──────── PROVIDED INFORMATION ────────

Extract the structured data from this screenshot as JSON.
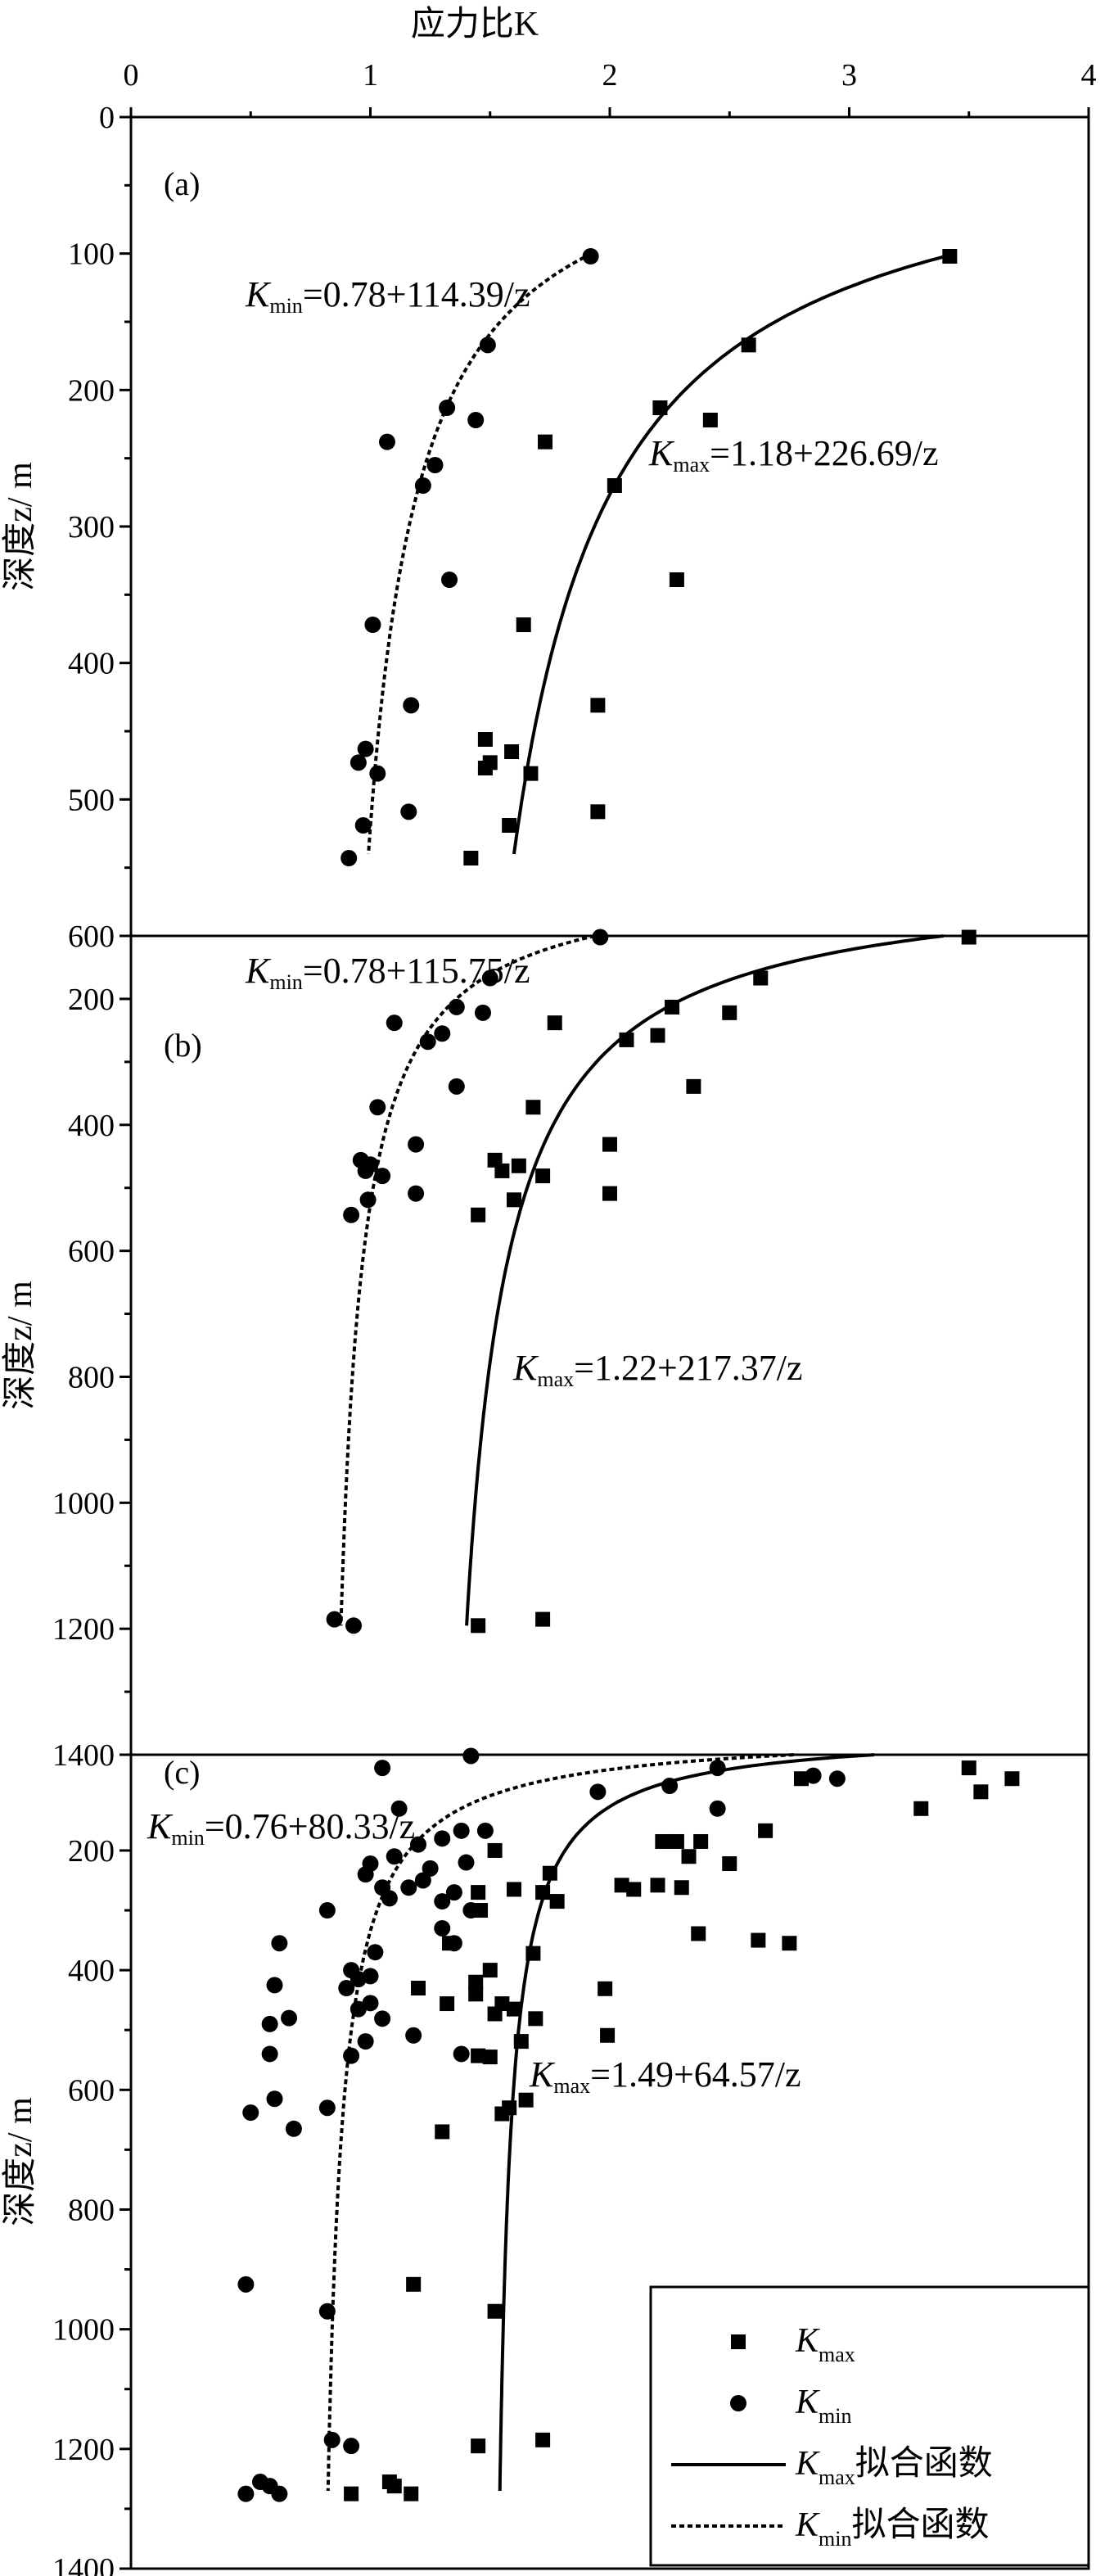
{
  "figure": {
    "x_axis_title": "应力比K",
    "y_axis_title": "深度z/ m",
    "x_ticks": [
      "0",
      "1",
      "2",
      "3",
      "4"
    ],
    "xlim": [
      0,
      4
    ]
  },
  "legend": {
    "items": [
      {
        "k": "K",
        "sub": "max",
        "suffix": "",
        "marker": "square"
      },
      {
        "k": "K",
        "sub": "min",
        "suffix": "",
        "marker": "circle"
      },
      {
        "k": "K",
        "sub": "max",
        "suffix": "拟合函数",
        "marker": "solid-line"
      },
      {
        "k": "K",
        "sub": "min",
        "suffix": "拟合函数",
        "marker": "dashed-line"
      }
    ]
  },
  "chart_data": [
    {
      "type": "scatter",
      "panel": "(a)",
      "xlabel": "应力比K",
      "ylabel": "深度z/ m",
      "xlim": [
        0,
        4
      ],
      "ylim": [
        0,
        600
      ],
      "y_ticks": [
        "0",
        "100",
        "200",
        "300",
        "400",
        "500",
        "600"
      ],
      "y_tick_values": [
        0,
        100,
        200,
        300,
        400,
        500,
        600
      ],
      "eq_min": {
        "k": "K",
        "sub": "min",
        "rest": "=0.78+114.39/z"
      },
      "eq_max": {
        "k": "K",
        "sub": "max",
        "rest": "=1.18+226.69/z"
      },
      "fit_min": {
        "a": 0.78,
        "b": 114.39,
        "z_range": [
          100,
          540
        ]
      },
      "fit_max": {
        "a": 1.18,
        "b": 226.69,
        "z_range": [
          100,
          540
        ]
      },
      "series": [
        {
          "name": "Kmax",
          "marker": "square",
          "points": [
            [
              3.42,
              102
            ],
            [
              2.58,
              167
            ],
            [
              2.21,
              213
            ],
            [
              2.42,
              222
            ],
            [
              1.73,
              238
            ],
            [
              2.02,
              270
            ],
            [
              2.28,
              339
            ],
            [
              1.64,
              372
            ],
            [
              1.95,
              431
            ],
            [
              1.48,
              456
            ],
            [
              1.59,
              465
            ],
            [
              1.5,
              473
            ],
            [
              1.48,
              477
            ],
            [
              1.67,
              481
            ],
            [
              1.95,
              509
            ],
            [
              1.58,
              519
            ],
            [
              1.42,
              543
            ]
          ]
        },
        {
          "name": "Kmin",
          "marker": "circle",
          "points": [
            [
              1.92,
              102
            ],
            [
              1.49,
              167
            ],
            [
              1.32,
              213
            ],
            [
              1.44,
              222
            ],
            [
              1.07,
              238
            ],
            [
              1.27,
              255
            ],
            [
              1.22,
              270
            ],
            [
              1.33,
              339
            ],
            [
              1.01,
              372
            ],
            [
              1.17,
              431
            ],
            [
              0.98,
              463
            ],
            [
              0.95,
              473
            ],
            [
              1.03,
              481
            ],
            [
              1.16,
              509
            ],
            [
              0.97,
              519
            ],
            [
              0.91,
              543
            ]
          ]
        }
      ]
    },
    {
      "type": "scatter",
      "panel": "(b)",
      "xlabel": "应力比K",
      "ylabel": "深度z/ m",
      "xlim": [
        0,
        4
      ],
      "ylim": [
        100,
        1400
      ],
      "y_ticks": [
        "200",
        "400",
        "600",
        "800",
        "1000",
        "1200",
        "1400"
      ],
      "y_tick_values": [
        200,
        400,
        600,
        800,
        1000,
        1200,
        1400
      ],
      "eq_min": {
        "k": "K",
        "sub": "min",
        "rest": "=0.78+115.75/z"
      },
      "eq_max": {
        "k": "K",
        "sub": "max",
        "rest": "=1.22+217.37/z"
      },
      "fit_min": {
        "a": 0.78,
        "b": 115.75,
        "z_range": [
          100,
          1195
        ]
      },
      "fit_max": {
        "a": 1.22,
        "b": 217.37,
        "z_range": [
          100,
          1195
        ]
      },
      "series": [
        {
          "name": "Kmax",
          "marker": "square",
          "points": [
            [
              3.5,
              102
            ],
            [
              2.63,
              167
            ],
            [
              2.26,
              213
            ],
            [
              2.5,
              222
            ],
            [
              1.77,
              238
            ],
            [
              2.2,
              258
            ],
            [
              2.07,
              265
            ],
            [
              2.35,
              339
            ],
            [
              1.68,
              372
            ],
            [
              2.0,
              431
            ],
            [
              1.52,
              456
            ],
            [
              1.62,
              465
            ],
            [
              1.55,
              473
            ],
            [
              1.72,
              481
            ],
            [
              2.0,
              509
            ],
            [
              1.6,
              519
            ],
            [
              1.45,
              543
            ],
            [
              1.72,
              1185
            ],
            [
              1.45,
              1195
            ]
          ]
        },
        {
          "name": "Kmin",
          "marker": "circle",
          "points": [
            [
              1.96,
              102
            ],
            [
              1.5,
              167
            ],
            [
              1.36,
              213
            ],
            [
              1.47,
              222
            ],
            [
              1.1,
              238
            ],
            [
              1.3,
              255
            ],
            [
              1.24,
              268
            ],
            [
              1.36,
              339
            ],
            [
              1.03,
              372
            ],
            [
              1.19,
              431
            ],
            [
              0.96,
              456
            ],
            [
              1.0,
              463
            ],
            [
              0.98,
              473
            ],
            [
              1.05,
              481
            ],
            [
              1.19,
              509
            ],
            [
              0.99,
              519
            ],
            [
              0.92,
              543
            ],
            [
              0.85,
              1185
            ],
            [
              0.93,
              1195
            ]
          ]
        }
      ]
    },
    {
      "type": "scatter",
      "panel": "(c)",
      "xlabel": "应力比K",
      "ylabel": "深度z/ m",
      "xlim": [
        0,
        4
      ],
      "ylim": [
        40,
        1400
      ],
      "y_ticks": [
        "200",
        "400",
        "600",
        "800",
        "1000",
        "1200",
        "1400"
      ],
      "y_tick_values": [
        200,
        400,
        600,
        800,
        1000,
        1200,
        1400
      ],
      "eq_min": {
        "k": "K",
        "sub": "min",
        "rest": "=0.76+80.33/z"
      },
      "eq_max": {
        "k": "K",
        "sub": "max",
        "rest": "=1.49+64.57/z"
      },
      "fit_min": {
        "a": 0.76,
        "b": 80.33,
        "z_range": [
          40,
          1270
        ]
      },
      "fit_max": {
        "a": 1.49,
        "b": 64.57,
        "z_range": [
          40,
          1270
        ]
      },
      "series": [
        {
          "name": "Kmax",
          "marker": "square",
          "points": [
            [
              3.5,
              62
            ],
            [
              3.68,
              80
            ],
            [
              3.55,
              102
            ],
            [
              2.8,
              80
            ],
            [
              3.3,
              130
            ],
            [
              2.65,
              167
            ],
            [
              2.22,
              185
            ],
            [
              2.28,
              185
            ],
            [
              2.38,
              185
            ],
            [
              2.33,
              210
            ],
            [
              2.5,
              222
            ],
            [
              1.52,
              200
            ],
            [
              1.75,
              238
            ],
            [
              2.05,
              258
            ],
            [
              2.2,
              258
            ],
            [
              2.1,
              265
            ],
            [
              2.3,
              262
            ],
            [
              1.6,
              265
            ],
            [
              1.72,
              270
            ],
            [
              1.78,
              285
            ],
            [
              1.45,
              270
            ],
            [
              2.37,
              339
            ],
            [
              2.62,
              350
            ],
            [
              2.75,
              355
            ],
            [
              1.68,
              372
            ],
            [
              1.33,
              355
            ],
            [
              1.46,
              300
            ],
            [
              1.5,
              400
            ],
            [
              1.44,
              420
            ],
            [
              1.44,
              440
            ],
            [
              1.98,
              431
            ],
            [
              1.32,
              456
            ],
            [
              1.55,
              456
            ],
            [
              1.6,
              465
            ],
            [
              1.52,
              473
            ],
            [
              1.69,
              481
            ],
            [
              1.2,
              430
            ],
            [
              1.99,
              509
            ],
            [
              1.63,
              519
            ],
            [
              1.45,
              543
            ],
            [
              1.5,
              545
            ],
            [
              1.65,
              617
            ],
            [
              1.58,
              630
            ],
            [
              1.55,
              640
            ],
            [
              1.3,
              670
            ],
            [
              1.18,
              925
            ],
            [
              1.52,
              970
            ],
            [
              1.72,
              1185
            ],
            [
              1.45,
              1195
            ],
            [
              1.08,
              1255
            ],
            [
              1.1,
              1262
            ],
            [
              0.92,
              1275
            ],
            [
              1.17,
              1275
            ]
          ]
        },
        {
          "name": "Kmin",
          "marker": "circle",
          "points": [
            [
              1.42,
              42
            ],
            [
              1.05,
              62
            ],
            [
              2.45,
              62
            ],
            [
              2.85,
              75
            ],
            [
              2.95,
              80
            ],
            [
              2.25,
              92
            ],
            [
              1.95,
              102
            ],
            [
              2.45,
              130
            ],
            [
              1.12,
              130
            ],
            [
              1.38,
              167
            ],
            [
              1.3,
              180
            ],
            [
              1.48,
              167
            ],
            [
              1.2,
              190
            ],
            [
              1.1,
              210
            ],
            [
              1.0,
              222
            ],
            [
              1.25,
              230
            ],
            [
              1.4,
              220
            ],
            [
              0.98,
              240
            ],
            [
              1.22,
              250
            ],
            [
              1.16,
              262
            ],
            [
              1.05,
              262
            ],
            [
              1.35,
              270
            ],
            [
              1.08,
              280
            ],
            [
              1.3,
              285
            ],
            [
              0.82,
              300
            ],
            [
              1.42,
              300
            ],
            [
              1.3,
              330
            ],
            [
              0.62,
              355
            ],
            [
              1.35,
              355
            ],
            [
              1.02,
              370
            ],
            [
              0.92,
              400
            ],
            [
              0.95,
              415
            ],
            [
              1.0,
              410
            ],
            [
              0.9,
              430
            ],
            [
              0.6,
              425
            ],
            [
              1.0,
              455
            ],
            [
              0.95,
              465
            ],
            [
              1.05,
              481
            ],
            [
              1.18,
              509
            ],
            [
              0.58,
              490
            ],
            [
              0.66,
              480
            ],
            [
              0.98,
              519
            ],
            [
              0.92,
              543
            ],
            [
              0.58,
              540
            ],
            [
              1.38,
              540
            ],
            [
              0.6,
              615
            ],
            [
              0.82,
              630
            ],
            [
              0.5,
              638
            ],
            [
              0.68,
              665
            ],
            [
              0.48,
              925
            ],
            [
              0.82,
              970
            ],
            [
              0.84,
              1185
            ],
            [
              0.92,
              1195
            ],
            [
              0.54,
              1255
            ],
            [
              0.58,
              1262
            ],
            [
              0.48,
              1275
            ],
            [
              0.62,
              1275
            ]
          ]
        }
      ]
    }
  ]
}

────────

*TASK DETAILS*
Work through the records above line by line and count those that hold the string "rest". Give only the result.

*COMPLETE ANSWER*
6